YOUR OBJECTIVE: Repeat the data between the line holding "inline-link[interactable]: call xyxy=(1056,361,1096,390)" and the line holding "paragraph xyxy=(66,498,1136,814)", inclusive.
** BEGIN **
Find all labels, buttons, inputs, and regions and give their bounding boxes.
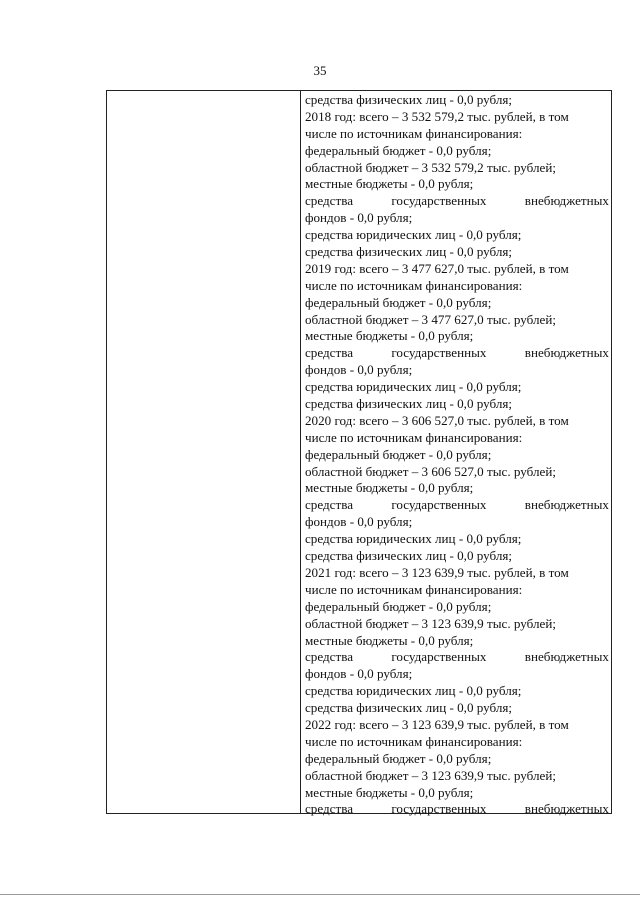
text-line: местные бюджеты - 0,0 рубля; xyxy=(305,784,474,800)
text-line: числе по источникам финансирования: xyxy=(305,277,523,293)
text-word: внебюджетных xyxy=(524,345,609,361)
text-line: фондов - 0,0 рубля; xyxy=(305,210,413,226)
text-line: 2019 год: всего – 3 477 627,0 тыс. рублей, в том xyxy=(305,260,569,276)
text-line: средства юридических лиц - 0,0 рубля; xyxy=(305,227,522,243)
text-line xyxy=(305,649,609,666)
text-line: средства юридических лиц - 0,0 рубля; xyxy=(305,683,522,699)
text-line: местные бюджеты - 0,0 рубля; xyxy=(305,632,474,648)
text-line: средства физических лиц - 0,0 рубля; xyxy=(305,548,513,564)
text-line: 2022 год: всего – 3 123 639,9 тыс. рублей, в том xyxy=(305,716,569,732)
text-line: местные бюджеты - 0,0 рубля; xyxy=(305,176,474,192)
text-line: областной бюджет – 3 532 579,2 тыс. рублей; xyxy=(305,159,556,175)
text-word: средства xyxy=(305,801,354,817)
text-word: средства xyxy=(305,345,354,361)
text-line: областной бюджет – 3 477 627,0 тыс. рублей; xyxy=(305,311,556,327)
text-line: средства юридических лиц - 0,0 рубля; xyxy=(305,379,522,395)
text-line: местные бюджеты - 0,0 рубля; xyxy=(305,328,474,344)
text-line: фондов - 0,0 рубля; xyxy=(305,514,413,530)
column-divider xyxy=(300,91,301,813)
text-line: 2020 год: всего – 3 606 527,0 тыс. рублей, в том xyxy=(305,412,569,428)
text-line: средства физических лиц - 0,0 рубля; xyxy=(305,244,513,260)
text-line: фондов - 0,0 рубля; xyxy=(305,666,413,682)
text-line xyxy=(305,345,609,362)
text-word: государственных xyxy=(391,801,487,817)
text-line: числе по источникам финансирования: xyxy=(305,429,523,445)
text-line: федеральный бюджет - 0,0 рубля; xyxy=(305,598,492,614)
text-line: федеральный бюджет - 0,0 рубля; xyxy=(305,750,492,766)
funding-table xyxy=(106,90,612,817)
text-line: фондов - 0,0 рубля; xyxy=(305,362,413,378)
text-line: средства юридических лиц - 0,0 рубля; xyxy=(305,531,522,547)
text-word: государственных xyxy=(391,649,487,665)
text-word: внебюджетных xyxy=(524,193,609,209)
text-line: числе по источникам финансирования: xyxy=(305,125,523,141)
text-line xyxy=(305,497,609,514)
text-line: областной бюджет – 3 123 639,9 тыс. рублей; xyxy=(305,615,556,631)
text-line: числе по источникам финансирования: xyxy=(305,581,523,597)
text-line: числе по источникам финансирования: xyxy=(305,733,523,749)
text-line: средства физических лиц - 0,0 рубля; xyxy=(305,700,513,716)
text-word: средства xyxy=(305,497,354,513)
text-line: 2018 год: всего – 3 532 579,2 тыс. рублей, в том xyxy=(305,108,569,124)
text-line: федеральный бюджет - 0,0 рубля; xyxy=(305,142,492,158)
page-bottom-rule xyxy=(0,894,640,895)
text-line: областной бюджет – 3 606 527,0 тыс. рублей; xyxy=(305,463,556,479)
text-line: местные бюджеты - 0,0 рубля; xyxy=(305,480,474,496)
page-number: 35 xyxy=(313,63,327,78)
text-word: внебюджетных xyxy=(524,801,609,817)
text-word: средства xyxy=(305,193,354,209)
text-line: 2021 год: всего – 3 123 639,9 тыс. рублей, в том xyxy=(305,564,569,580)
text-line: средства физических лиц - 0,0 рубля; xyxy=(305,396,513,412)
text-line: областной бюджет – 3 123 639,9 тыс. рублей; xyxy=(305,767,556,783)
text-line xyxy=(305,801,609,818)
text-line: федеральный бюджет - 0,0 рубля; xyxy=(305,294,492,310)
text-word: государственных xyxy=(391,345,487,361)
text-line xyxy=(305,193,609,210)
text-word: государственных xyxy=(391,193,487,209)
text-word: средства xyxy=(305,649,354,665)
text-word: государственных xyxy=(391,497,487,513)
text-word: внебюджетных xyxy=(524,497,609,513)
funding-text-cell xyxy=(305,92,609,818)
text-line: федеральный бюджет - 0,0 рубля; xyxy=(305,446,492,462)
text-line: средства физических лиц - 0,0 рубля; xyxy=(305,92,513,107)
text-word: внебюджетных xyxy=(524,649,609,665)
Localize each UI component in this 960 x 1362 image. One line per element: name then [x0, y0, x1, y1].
** END **
** BEGIN **
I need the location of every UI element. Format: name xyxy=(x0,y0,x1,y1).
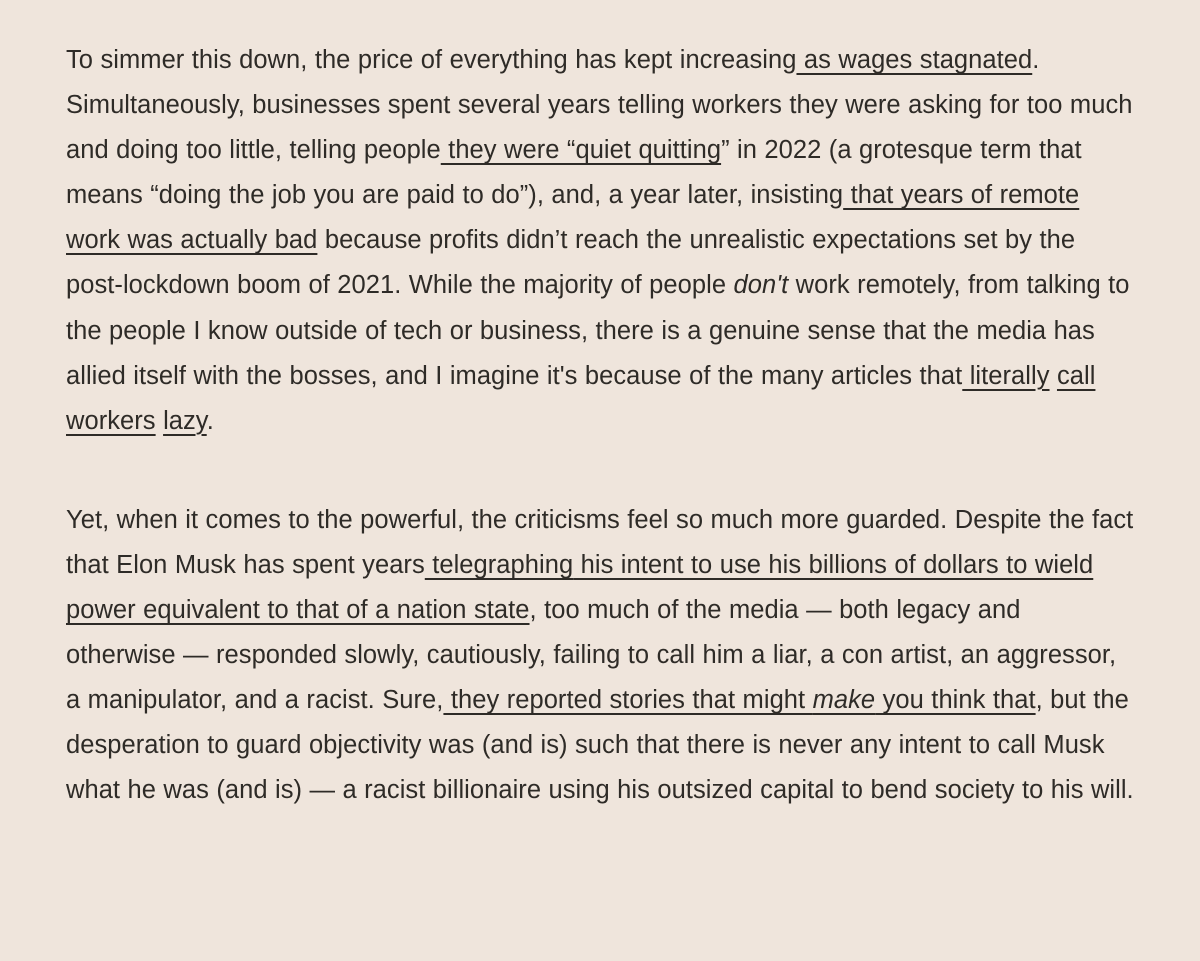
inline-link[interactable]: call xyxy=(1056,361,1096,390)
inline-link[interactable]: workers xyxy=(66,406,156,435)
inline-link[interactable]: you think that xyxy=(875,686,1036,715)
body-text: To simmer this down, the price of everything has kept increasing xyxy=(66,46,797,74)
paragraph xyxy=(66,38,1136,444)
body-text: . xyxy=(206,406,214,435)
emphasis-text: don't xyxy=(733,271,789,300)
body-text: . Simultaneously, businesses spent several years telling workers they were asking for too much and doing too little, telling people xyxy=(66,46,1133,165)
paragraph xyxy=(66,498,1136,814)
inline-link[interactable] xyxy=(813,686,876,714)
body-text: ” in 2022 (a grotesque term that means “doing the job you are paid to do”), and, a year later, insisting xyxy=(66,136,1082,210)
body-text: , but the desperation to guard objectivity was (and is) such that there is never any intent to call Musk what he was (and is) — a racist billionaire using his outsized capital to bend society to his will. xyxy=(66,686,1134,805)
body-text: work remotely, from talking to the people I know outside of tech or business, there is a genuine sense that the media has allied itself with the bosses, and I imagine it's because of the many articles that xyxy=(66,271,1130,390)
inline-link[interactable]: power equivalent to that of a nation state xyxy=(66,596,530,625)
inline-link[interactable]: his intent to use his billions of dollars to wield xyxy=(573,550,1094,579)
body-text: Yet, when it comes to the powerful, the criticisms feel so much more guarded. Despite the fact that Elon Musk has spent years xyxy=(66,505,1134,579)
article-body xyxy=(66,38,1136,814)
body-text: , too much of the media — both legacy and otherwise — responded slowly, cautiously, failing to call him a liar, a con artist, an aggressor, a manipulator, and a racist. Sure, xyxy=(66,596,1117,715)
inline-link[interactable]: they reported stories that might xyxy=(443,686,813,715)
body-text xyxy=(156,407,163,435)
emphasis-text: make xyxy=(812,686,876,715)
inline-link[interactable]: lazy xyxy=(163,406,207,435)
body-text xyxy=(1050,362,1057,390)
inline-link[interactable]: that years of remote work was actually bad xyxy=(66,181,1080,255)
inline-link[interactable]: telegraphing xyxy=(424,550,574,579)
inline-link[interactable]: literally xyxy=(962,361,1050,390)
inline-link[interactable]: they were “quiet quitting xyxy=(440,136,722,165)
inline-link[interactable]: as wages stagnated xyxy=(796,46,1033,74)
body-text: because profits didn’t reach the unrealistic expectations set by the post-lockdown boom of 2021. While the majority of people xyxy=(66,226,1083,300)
** END **
TASK RESPONSE:
inline-link[interactable]: call xyxy=(1056,361,1096,390)
inline-link[interactable]: workers xyxy=(66,406,156,435)
inline-link[interactable]: you think that xyxy=(875,686,1036,715)
body-text: To simmer this down, the price of everything has kept increasing xyxy=(66,46,797,74)
paragraph xyxy=(66,38,1136,444)
body-text: . xyxy=(206,406,214,435)
emphasis-text: don't xyxy=(733,271,789,300)
body-text: . Simultaneously, businesses spent several years telling workers they were asking for too much and doing too little, telling people xyxy=(66,46,1133,165)
paragraph xyxy=(66,498,1136,814)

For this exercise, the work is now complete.